INPUT DATA:
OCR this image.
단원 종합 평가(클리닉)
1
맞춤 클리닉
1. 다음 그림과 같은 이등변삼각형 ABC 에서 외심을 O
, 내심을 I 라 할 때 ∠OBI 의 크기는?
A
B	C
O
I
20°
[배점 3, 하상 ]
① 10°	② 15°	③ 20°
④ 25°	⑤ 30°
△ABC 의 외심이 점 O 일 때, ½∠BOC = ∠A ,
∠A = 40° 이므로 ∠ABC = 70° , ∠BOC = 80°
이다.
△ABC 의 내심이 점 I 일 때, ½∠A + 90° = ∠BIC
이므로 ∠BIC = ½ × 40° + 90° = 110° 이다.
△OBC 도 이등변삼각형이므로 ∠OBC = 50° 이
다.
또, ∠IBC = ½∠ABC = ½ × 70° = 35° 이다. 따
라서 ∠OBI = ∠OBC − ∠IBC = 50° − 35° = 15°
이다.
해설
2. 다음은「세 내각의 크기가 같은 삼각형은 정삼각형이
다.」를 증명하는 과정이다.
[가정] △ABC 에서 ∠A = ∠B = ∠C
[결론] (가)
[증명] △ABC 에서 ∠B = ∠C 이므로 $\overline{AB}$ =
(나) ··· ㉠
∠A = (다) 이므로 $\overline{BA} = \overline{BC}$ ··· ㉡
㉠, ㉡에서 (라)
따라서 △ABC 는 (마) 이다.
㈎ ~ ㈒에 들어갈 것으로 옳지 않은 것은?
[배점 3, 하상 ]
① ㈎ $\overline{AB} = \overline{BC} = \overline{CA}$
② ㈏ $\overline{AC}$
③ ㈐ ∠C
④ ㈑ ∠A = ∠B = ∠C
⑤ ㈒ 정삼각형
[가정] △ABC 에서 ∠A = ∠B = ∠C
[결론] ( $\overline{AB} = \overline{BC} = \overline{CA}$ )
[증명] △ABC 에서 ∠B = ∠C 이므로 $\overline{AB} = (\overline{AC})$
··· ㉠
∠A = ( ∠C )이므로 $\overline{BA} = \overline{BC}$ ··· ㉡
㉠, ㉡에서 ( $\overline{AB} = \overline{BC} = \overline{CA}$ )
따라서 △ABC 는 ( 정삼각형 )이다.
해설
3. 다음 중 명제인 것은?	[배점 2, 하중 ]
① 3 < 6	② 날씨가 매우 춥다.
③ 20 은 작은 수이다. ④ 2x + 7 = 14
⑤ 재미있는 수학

EXERCISE GOAL: Every entry needs to be retyped exactly.

THE RESULT:
OCR this image.
단원 종합 평가(클리닉)
1
맞춤 클리닉
1. 다음 그림과 같은 이등변삼각형 ABC 에서 외심을 O
, 내심을 I 라 할 때 ∠OBI 의 크기는?
A
B	C
O
I
20°
[배점 3, 하상 ]
① 10°	② 15°	③ 20°
④ 25°	⑤ 30°
△ABC 의 외심이 점 O 일 때, ½∠BOC = ∠A ,
∠A = 40° 이므로 ∠ABC = 70° , ∠BOC = 80°
이다.
△ABC 의 내심이 점 I 일 때, ½∠A + 90° = ∠BIC
이므로 ∠BIC = ½ × 40° + 90° = 110° 이다.
△OBC 도 이등변삼각형이므로 ∠OBC = 50° 이
다.
또, ∠IBC = ½∠ABC = ½ × 70° = 35° 이다. 따
라서 ∠OBI = ∠OBC − ∠IBC = 50° − 35° = 15°
이다.
해설
2. 다음은「세 내각의 크기가 같은 삼각형은 정삼각형이
다.」를 증명하는 과정이다.
[가정] △ABC 에서 ∠A = ∠B = ∠C
[결론] (가)
[증명] △ABC 에서 ∠B = ∠C 이므로 $\overline{AB}$ =
(나) ··· ㉠
∠A = (다) 이므로 $\overline{BA} = \overline{BC}$ ··· ㉡
㉠, ㉡에서 (라)
따라서 △ABC 는 (마) 이다.
㈎ ~ ㈒에 들어갈 것으로 옳지 않은 것은?
[배점 3, 하상 ]
① ㈎ $\overline{AB} = \overline{BC} = \overline{CA}$
② ㈏ $\overline{AC}$
③ ㈐ ∠C
④ ㈑ ∠A = ∠B = ∠C
⑤ ㈒ 정삼각형
[가정] △ABC 에서 ∠A = ∠B = ∠C
[결론] ( $\overline{AB} = \overline{BC} = \overline{CA}$ )
[증명] △ABC 에서 ∠B = ∠C 이므로 $\overline{AB} = (\overline{AC})$
··· ㉠
∠A = ( ∠C )이므로 $\overline{BA} = \overline{BC}$ ··· ㉡
㉠, ㉡에서 ( $\overline{AB} = \overline{BC} = \overline{CA}$ )
따라서 △ABC 는 ( 정삼각형 )이다.
해설
3. 다음 중 명제인 것은?	[배점 2, 하중 ]
① 3 < 6	② 날씨가 매우 춥다.
③ 20 은 작은 수이다. ④ 2x + 7 = 14
⑤ 재미있는 수학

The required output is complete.